-- start of DATASET EXCERPTS --
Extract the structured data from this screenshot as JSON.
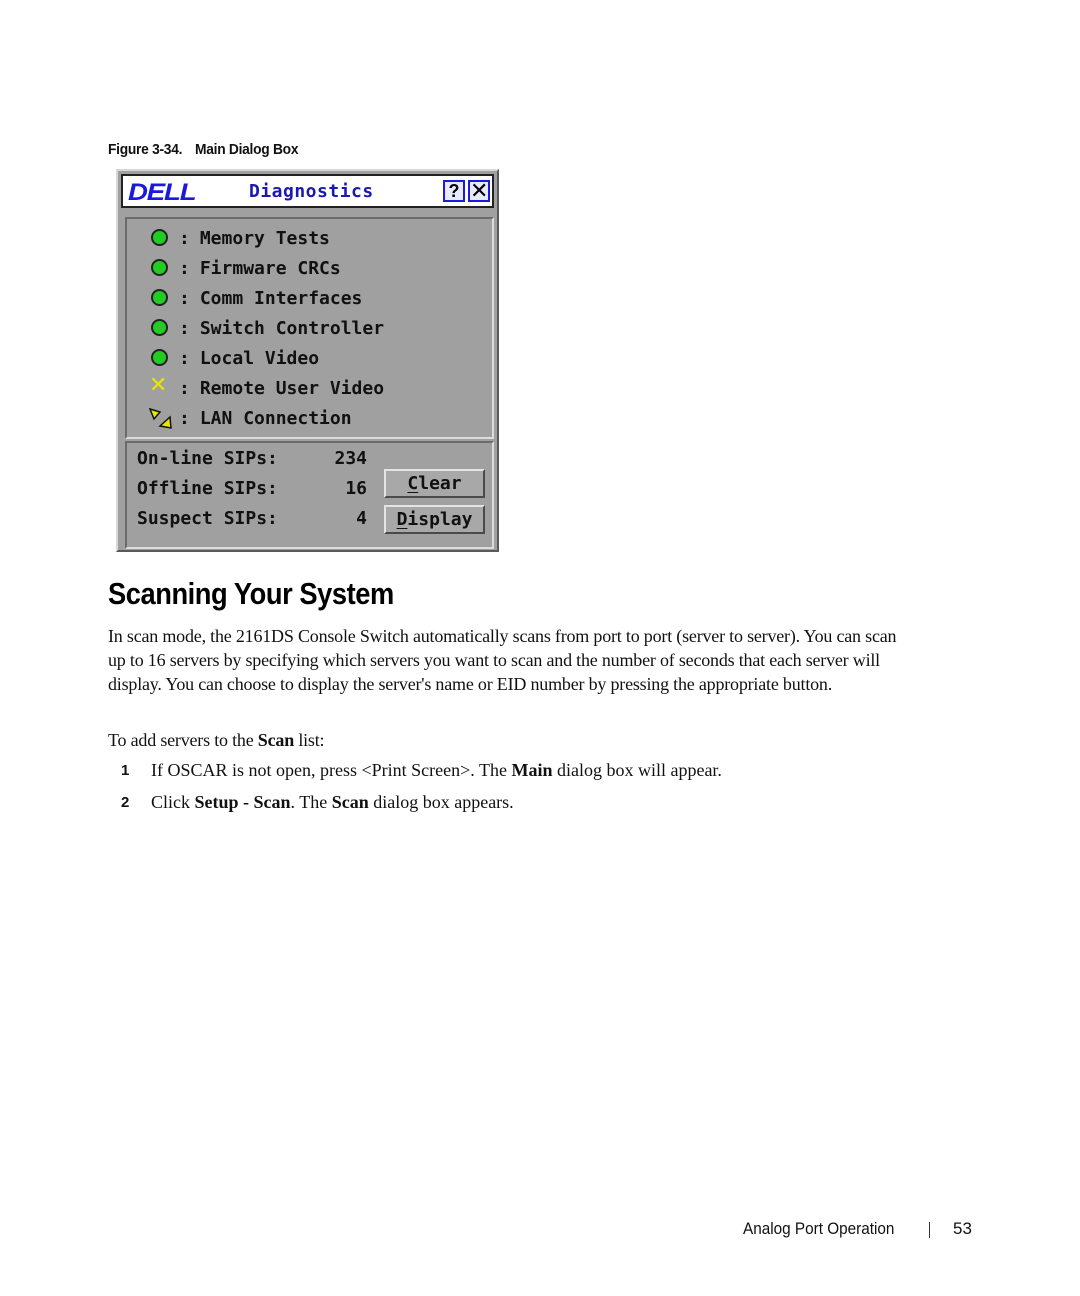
{
  "figure": {
    "number": "Figure 3-34.",
    "caption": "Main Dialog Box"
  },
  "dialog": {
    "logo": "DELL",
    "title": "Diagnostics",
    "help_label": "?",
    "close_label": "✕",
    "status_items": [
      {
        "icon": "green-led-icon",
        "status": "ok",
        "label": "Memory Tests"
      },
      {
        "icon": "green-led-icon",
        "status": "ok",
        "label": "Firmware CRCs"
      },
      {
        "icon": "green-led-icon",
        "status": "ok",
        "label": "Comm Interfaces"
      },
      {
        "icon": "green-led-icon",
        "status": "ok",
        "label": "Switch Controller"
      },
      {
        "icon": "green-led-icon",
        "status": "ok",
        "label": "Local Video"
      },
      {
        "icon": "yellow-x-icon",
        "status": "failed",
        "label": "Remote User Video"
      },
      {
        "icon": "lan-warning-icon",
        "status": "warning",
        "label": "LAN Connection"
      }
    ],
    "separator": ":",
    "sips": [
      {
        "label": "On-line SIPs:",
        "value": "234"
      },
      {
        "label": "Offline SIPs:",
        "value": "16"
      },
      {
        "label": "Suspect SIPs:",
        "value": "4"
      }
    ],
    "buttons": {
      "clear": {
        "accel": "C",
        "rest": "lear"
      },
      "display": {
        "accel": "D",
        "rest": "isplay"
      }
    },
    "colors": {
      "ok": "#22cc22",
      "failed": "#e6e600",
      "warning": "#e6e600",
      "title_text": "#1a1ab0",
      "logo": "#1a1adc",
      "background": "#a0a0a0"
    }
  },
  "section": {
    "heading": "Scanning Your System",
    "intro": "In scan mode, the 2161DS Console Switch automatically scans from port to port (server to server). You can scan up to 16 servers by specifying which servers you want to scan and the number of seconds that each server will display. You can choose to display the server's name or EID number by pressing the appropriate button.",
    "lead_prefix": "To add servers to the ",
    "lead_bold": "Scan",
    "lead_suffix": " list:",
    "steps": [
      {
        "number": "1",
        "parts": [
          {
            "text": "If OSCAR is not open, press <Print Screen>. The ",
            "bold": false
          },
          {
            "text": "Main",
            "bold": true
          },
          {
            "text": " dialog box will appear.",
            "bold": false
          }
        ]
      },
      {
        "number": "2",
        "parts": [
          {
            "text": "Click ",
            "bold": false
          },
          {
            "text": "Setup - Scan",
            "bold": true
          },
          {
            "text": ". The ",
            "bold": false
          },
          {
            "text": "Scan",
            "bold": true
          },
          {
            "text": " dialog box appears.",
            "bold": false
          }
        ]
      }
    ]
  },
  "footer": {
    "section": "Analog Port Operation",
    "page": "53"
  }
}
-- end of DATASET EXCERPTS --
Reproduce the whole listing word for word, setting aside any pictures.

> [SOLVED PROBLEM]:
Extract the structured data from this screenshot as JSON.
{
  "figure": {
    "number": "Figure 3-34.",
    "caption": "Main Dialog Box"
  },
  "dialog": {
    "logo": "DELL",
    "title": "Diagnostics",
    "help_label": "?",
    "close_label": "✕",
    "status_items": [
      {
        "icon": "green-led-icon",
        "status": "ok",
        "label": "Memory Tests"
      },
      {
        "icon": "green-led-icon",
        "status": "ok",
        "label": "Firmware CRCs"
      },
      {
        "icon": "green-led-icon",
        "status": "ok",
        "label": "Comm Interfaces"
      },
      {
        "icon": "green-led-icon",
        "status": "ok",
        "label": "Switch Controller"
      },
      {
        "icon": "green-led-icon",
        "status": "ok",
        "label": "Local Video"
      },
      {
        "icon": "yellow-x-icon",
        "status": "failed",
        "label": "Remote User Video"
      },
      {
        "icon": "lan-warning-icon",
        "status": "warning",
        "label": "LAN Connection"
      }
    ],
    "separator": ":",
    "sips": [
      {
        "label": "On-line SIPs:",
        "value": "234"
      },
      {
        "label": "Offline SIPs:",
        "value": "16"
      },
      {
        "label": "Suspect SIPs:",
        "value": "4"
      }
    ],
    "buttons": {
      "clear": {
        "accel": "C",
        "rest": "lear"
      },
      "display": {
        "accel": "D",
        "rest": "isplay"
      }
    },
    "colors": {
      "ok": "#22cc22",
      "failed": "#e6e600",
      "warning": "#e6e600",
      "title_text": "#1a1ab0",
      "logo": "#1a1adc",
      "background": "#a0a0a0"
    }
  },
  "section": {
    "heading": "Scanning Your System",
    "intro": "In scan mode, the 2161DS Console Switch automatically scans from port to port (server to server). You can scan up to 16 servers by specifying which servers you want to scan and the number of seconds that each server will display. You can choose to display the server's name or EID number by pressing the appropriate button.",
    "lead_prefix": "To add servers to the ",
    "lead_bold": "Scan",
    "lead_suffix": " list:",
    "steps": [
      {
        "number": "1",
        "parts": [
          {
            "text": "If OSCAR is not open, press <Print Screen>. The ",
            "bold": false
          },
          {
            "text": "Main",
            "bold": true
          },
          {
            "text": " dialog box will appear.",
            "bold": false
          }
        ]
      },
      {
        "number": "2",
        "parts": [
          {
            "text": "Click ",
            "bold": false
          },
          {
            "text": "Setup - Scan",
            "bold": true
          },
          {
            "text": ". The ",
            "bold": false
          },
          {
            "text": "Scan",
            "bold": true
          },
          {
            "text": " dialog box appears.",
            "bold": false
          }
        ]
      }
    ]
  },
  "footer": {
    "section": "Analog Port Operation",
    "page": "53"
  }
}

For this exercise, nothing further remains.